# WORK REQUIRED
In the material below, take the line containing "chart-3-x-tick-label: 0 [98,416,101,422]", the line containing "chart-1-series-1-line [94,125,266,239]" and every line between them. Write these lines as a JSON array of strings, with one string per line and no blank lines.

Excerpts from a layout annotation set:
• • • • • • •

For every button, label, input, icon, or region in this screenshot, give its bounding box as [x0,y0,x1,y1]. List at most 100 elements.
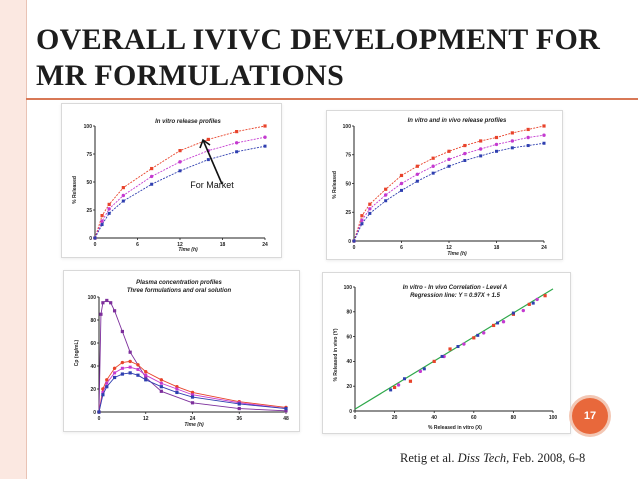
chart-3-x-tick-label: 0 [98,416,101,422]
chart-1-series-1-point [121,186,125,190]
chart-3-series-4-point [159,385,163,389]
chart-2-series-1-point [463,143,467,148]
chart-4-y-tick-label: 80 [346,310,352,316]
chart-1-series-1-line [94,125,266,239]
chart-3-series-4-point [105,385,109,389]
chart-2-series-2-point [383,193,388,197]
chart-4-series-3-point [511,311,515,315]
chart-2-series-3-point [447,164,451,168]
chart-3-series-1-point [237,406,241,411]
chart-1-y-tick-label: 75 [86,152,92,158]
chart-1-y-tick-label: 25 [86,208,92,214]
chart-2-series-2-point [399,181,404,186]
chart-panel-1: In vitro release profiles Time (h) % Rel… [61,103,282,258]
chart-3-series-4-point [128,371,132,375]
chart-3-y-tick-label: 60 [90,341,96,347]
chart-1-series-1-point [206,137,210,142]
chart-4-x-tick-label: 20 [392,415,398,421]
chart-3-y-tick-label: 40 [90,364,96,370]
chart-2-series-2-point [447,157,451,162]
chart-2-series-3-line [353,142,545,242]
chart-3-series-3-point [159,381,163,385]
chart-2-xlabel: Time (h) [447,251,467,257]
chart-4-series-2-point [482,331,486,335]
chart-2-ylabel: % Released [332,171,338,199]
chart-3-series-4-point [237,402,241,406]
chart-2-series-3-point [431,171,435,175]
chart-2-series-3-point [479,154,483,158]
chart-2-series-2-point [415,172,420,176]
chart-3-series-2-point [144,370,148,374]
chart-1-x-tick-label: 6 [136,242,139,248]
chart-1-series-1-point [263,124,267,128]
chart-1-series-2-point [121,193,126,198]
chart-3-series-3-point [113,371,117,375]
chart-2-series-1-point [399,173,404,178]
chart-2-y-tick-label: 25 [345,210,351,216]
chart-4-y-tick-label: 20 [346,384,352,390]
chart-1-series-2-point [100,219,104,223]
chart-2-x-tick-label: 6 [400,245,403,251]
chart-4-series-2-point [501,320,506,324]
chart-3-series-4-point [190,395,195,399]
chart-2-series-2-point [431,164,435,168]
chart-1-series-2-point [149,174,154,179]
chart-4-series-1-point [472,336,476,340]
chart-2-x-tick-label: 12 [446,245,452,251]
chart-3-series-1-point [159,389,163,393]
chart-4-x-tick-label: 60 [471,415,477,421]
chart-3-series-2-point [136,363,140,367]
chart-2-y-tick-label: 50 [345,181,351,187]
chart-4-subtitle: Regression line: Y = 0.97X + 1.5 [410,293,500,299]
chart-4-series-2-point [462,342,466,346]
chart-2-series-3-point [352,239,356,243]
chart-2-series-1-point [368,202,372,206]
chart-4-svg: In vitro - In vivo Correlation - Level A… [333,285,557,431]
chart-3-x-tick-label: 12 [143,416,149,422]
chart-1-series-3-line [94,145,266,239]
chart-3-series-4-point [144,378,148,382]
chart-3-series-1-point [120,329,124,334]
chart-4-xlabel: % Released in vitro (X) [428,425,482,431]
chart-3-series-3-point [175,387,179,391]
chart-3-series-3-point [105,381,109,385]
chart-2-series-3-point [400,188,403,192]
page-number-badge: 17 [572,398,608,434]
chart-4-series-1-point [448,347,452,351]
chart-4-ylabel: % Released in vivo (Y) [333,328,339,381]
chart-4-series-1-point [408,379,413,383]
chart-4-series-3-point [496,321,500,325]
chart-2-series-1-point [510,131,514,135]
chart-2-y-tick-label: 0 [348,239,351,245]
chart-2-series-2-point [463,151,467,156]
chart-1-series-3-point [93,236,97,240]
chart-4-y-tick-label: 100 [344,285,353,291]
chart-1-x-tick-label: 12 [177,242,183,248]
citation-journal: Diss Tech, [457,451,510,465]
chart-3-x-tick-label: 48 [283,416,289,422]
chart-3-series-2-point [128,359,132,364]
title-line-1: OVERALL IVIVC DEVELOPMENT FOR [36,23,601,56]
chart-2-series-3-point [384,199,388,203]
chart-2-series-1-point [479,139,483,143]
chart-3-series-1-point [101,301,105,305]
chart-1-series-2-point [107,207,111,211]
chart-2-series-1-point [542,124,546,128]
chart-2-series-2-point [478,147,483,151]
chart-2-series-3-point [542,141,546,145]
chart-3-series-3-point [120,366,124,370]
chart-2-series-3-point [495,149,498,153]
chart-1-series-3-point [178,169,182,173]
chart-4-series-1-point [432,359,436,363]
chart-2-series-1-point [526,127,530,132]
chart-3-series-4-point [120,372,124,376]
chart-1-series-3-point [206,158,210,162]
chart-4-series-3-point [456,345,460,349]
chart-3-svg: Plasma concentration profiles Three form… [74,280,289,428]
chart-3-series-1-point [284,409,288,413]
chart-2-series-1-point [494,135,499,140]
chart-2-series-3-point [510,146,514,150]
chart-4-series-1-point [393,385,397,390]
citation-author: Retig et al. [400,451,455,465]
slide-left-border [0,0,27,479]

• • • • • • •

# RESULT OF THIS TASK
[
  "chart-3-x-tick-label: 0 [98,416,101,422]",
  "chart-1-series-1-point [121,186,125,190]",
  "chart-3-series-4-point [159,385,163,389]",
  "chart-2-series-1-point [463,143,467,148]",
  "chart-4-y-tick-label: 80 [346,310,352,316]",
  "chart-1-series-1-line [94,125,266,239]"
]